Given data
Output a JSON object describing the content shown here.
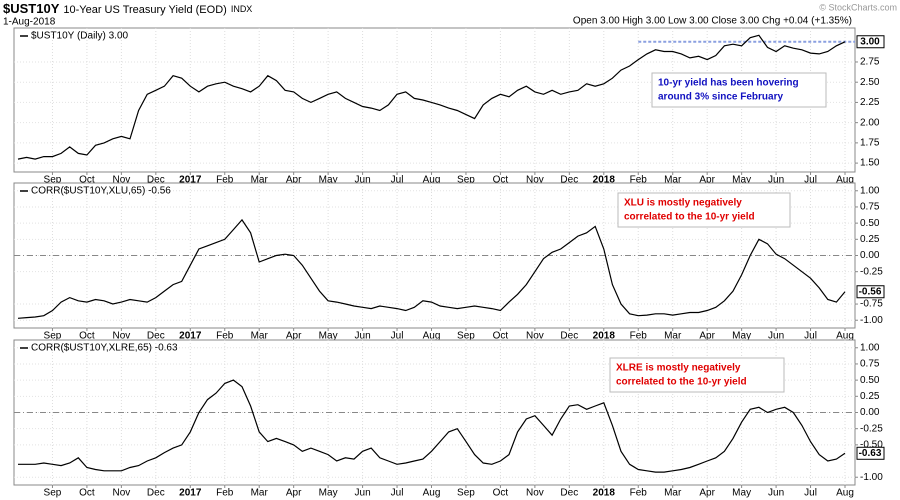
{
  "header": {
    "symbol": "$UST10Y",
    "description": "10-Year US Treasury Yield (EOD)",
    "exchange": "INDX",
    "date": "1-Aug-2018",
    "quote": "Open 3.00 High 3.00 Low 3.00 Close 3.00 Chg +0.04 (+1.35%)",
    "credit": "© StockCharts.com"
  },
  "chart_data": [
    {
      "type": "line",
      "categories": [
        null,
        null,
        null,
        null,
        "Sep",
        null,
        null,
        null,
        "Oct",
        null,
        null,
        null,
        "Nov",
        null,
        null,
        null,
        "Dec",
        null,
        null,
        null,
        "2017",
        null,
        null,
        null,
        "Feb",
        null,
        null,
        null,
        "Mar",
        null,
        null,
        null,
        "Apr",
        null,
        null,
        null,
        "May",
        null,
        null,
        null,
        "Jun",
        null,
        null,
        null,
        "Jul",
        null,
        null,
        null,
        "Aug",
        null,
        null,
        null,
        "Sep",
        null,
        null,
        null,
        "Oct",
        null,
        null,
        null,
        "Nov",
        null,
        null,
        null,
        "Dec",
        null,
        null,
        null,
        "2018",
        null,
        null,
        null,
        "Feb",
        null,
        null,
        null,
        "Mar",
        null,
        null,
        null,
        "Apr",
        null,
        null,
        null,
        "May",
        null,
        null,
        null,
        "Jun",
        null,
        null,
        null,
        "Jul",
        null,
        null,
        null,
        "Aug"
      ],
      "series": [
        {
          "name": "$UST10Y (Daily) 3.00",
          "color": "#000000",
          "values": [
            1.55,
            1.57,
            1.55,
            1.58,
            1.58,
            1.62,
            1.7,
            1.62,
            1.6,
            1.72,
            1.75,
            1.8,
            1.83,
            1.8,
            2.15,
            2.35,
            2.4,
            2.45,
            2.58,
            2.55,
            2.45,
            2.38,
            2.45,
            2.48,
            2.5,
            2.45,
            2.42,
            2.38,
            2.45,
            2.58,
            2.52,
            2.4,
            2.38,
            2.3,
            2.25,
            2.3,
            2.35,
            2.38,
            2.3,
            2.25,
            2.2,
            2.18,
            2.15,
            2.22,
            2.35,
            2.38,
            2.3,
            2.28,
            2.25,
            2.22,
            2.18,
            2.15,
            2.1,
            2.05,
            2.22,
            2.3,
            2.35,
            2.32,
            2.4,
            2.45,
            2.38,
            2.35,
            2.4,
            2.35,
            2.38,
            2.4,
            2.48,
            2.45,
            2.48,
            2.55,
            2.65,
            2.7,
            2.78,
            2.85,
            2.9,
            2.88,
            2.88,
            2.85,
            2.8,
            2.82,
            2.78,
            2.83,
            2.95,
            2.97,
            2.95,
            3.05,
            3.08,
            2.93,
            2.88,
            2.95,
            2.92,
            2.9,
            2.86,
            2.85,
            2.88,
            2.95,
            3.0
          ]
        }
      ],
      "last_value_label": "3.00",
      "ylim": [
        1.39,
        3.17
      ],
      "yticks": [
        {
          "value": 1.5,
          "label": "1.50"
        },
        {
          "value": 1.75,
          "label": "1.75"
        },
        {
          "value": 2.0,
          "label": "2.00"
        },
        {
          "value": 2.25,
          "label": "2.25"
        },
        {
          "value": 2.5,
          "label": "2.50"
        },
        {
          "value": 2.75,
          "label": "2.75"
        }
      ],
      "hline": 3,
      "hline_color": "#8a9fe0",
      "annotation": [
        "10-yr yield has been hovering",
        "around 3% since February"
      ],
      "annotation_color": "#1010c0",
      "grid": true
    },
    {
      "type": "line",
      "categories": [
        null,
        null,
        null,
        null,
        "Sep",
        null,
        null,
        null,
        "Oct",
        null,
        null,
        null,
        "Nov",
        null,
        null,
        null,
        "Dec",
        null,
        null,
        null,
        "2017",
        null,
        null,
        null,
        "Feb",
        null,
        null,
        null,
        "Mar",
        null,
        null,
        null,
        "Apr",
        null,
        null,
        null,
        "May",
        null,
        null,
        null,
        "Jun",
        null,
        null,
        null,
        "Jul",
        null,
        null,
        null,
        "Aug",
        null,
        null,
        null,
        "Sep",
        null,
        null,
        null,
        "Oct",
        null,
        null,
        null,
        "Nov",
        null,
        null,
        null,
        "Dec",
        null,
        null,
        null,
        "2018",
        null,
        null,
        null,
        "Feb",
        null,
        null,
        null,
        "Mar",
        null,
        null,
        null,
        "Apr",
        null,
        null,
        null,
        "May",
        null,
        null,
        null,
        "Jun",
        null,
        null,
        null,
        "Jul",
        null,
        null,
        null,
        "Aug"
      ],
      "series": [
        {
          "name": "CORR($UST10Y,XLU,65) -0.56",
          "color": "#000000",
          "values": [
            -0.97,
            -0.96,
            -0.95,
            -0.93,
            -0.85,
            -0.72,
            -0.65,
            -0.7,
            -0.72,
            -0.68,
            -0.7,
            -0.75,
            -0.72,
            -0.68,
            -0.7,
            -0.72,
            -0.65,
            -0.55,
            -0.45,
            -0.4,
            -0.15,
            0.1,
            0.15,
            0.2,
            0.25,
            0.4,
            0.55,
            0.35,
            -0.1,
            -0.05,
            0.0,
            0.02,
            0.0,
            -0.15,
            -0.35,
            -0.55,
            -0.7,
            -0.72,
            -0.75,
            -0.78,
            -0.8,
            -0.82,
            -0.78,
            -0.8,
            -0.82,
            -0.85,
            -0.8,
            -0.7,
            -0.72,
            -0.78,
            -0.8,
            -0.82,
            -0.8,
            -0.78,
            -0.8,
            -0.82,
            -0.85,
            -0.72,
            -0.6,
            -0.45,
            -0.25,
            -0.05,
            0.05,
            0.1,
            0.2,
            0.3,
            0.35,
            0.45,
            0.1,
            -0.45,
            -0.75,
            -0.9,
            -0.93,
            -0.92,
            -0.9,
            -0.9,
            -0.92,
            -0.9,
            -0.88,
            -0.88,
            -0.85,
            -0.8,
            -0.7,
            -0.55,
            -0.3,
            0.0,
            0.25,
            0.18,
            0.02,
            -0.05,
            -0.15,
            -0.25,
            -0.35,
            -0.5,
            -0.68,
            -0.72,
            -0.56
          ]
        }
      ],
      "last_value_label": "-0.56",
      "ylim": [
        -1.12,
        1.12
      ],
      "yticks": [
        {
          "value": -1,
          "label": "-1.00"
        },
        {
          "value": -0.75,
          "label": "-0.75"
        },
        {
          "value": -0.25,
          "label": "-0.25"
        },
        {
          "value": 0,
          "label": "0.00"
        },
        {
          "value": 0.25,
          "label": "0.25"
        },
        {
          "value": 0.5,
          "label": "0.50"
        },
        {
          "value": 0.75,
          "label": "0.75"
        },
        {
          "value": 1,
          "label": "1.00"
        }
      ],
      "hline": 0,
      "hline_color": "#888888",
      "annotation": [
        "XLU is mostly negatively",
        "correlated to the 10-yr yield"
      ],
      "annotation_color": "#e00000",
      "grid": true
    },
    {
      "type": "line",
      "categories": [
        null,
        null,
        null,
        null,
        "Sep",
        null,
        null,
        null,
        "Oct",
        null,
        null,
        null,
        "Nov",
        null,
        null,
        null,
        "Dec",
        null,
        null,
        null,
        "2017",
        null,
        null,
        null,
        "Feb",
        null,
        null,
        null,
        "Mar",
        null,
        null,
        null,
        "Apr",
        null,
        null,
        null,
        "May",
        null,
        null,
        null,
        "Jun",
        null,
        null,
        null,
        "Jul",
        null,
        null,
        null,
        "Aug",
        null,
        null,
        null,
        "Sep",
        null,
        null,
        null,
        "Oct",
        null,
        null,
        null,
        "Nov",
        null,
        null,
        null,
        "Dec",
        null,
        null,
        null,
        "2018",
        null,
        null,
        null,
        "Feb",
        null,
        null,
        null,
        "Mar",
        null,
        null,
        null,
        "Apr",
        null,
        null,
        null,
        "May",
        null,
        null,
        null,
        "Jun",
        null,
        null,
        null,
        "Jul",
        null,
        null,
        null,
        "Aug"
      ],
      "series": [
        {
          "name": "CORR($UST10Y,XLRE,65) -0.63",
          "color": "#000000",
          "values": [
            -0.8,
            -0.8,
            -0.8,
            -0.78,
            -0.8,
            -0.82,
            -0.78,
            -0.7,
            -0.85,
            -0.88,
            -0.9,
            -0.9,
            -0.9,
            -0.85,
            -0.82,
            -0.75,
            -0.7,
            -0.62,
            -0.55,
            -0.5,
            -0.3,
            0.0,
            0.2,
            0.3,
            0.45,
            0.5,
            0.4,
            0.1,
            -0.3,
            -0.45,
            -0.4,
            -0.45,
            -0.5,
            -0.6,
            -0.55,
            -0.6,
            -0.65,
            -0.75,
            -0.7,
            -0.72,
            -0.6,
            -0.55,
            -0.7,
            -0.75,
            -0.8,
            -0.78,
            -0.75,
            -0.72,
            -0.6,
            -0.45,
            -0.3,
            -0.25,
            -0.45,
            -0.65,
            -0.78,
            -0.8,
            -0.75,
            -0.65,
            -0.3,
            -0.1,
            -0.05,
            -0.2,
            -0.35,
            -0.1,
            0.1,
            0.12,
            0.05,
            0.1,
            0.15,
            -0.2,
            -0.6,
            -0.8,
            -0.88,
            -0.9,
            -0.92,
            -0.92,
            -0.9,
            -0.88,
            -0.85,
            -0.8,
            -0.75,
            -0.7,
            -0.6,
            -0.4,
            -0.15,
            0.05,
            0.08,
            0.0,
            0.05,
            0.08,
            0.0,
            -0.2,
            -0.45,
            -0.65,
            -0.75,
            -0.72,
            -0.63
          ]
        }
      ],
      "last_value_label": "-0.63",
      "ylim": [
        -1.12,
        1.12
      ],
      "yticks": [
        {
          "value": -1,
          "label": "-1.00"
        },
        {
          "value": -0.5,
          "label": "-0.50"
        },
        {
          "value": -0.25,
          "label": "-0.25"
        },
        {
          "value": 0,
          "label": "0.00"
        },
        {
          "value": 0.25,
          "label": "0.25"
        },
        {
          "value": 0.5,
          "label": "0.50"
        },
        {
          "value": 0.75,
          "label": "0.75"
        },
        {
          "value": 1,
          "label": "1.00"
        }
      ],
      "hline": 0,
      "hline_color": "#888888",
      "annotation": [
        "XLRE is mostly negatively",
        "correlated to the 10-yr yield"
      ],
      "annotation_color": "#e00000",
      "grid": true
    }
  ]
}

Aim of the exercise
Copy all lines from the material that hold "XLRE".

Completed exercise
          "name": "CORR($UST10Y,XLRE,65) -0.63",
        "XLRE is mostly negatively",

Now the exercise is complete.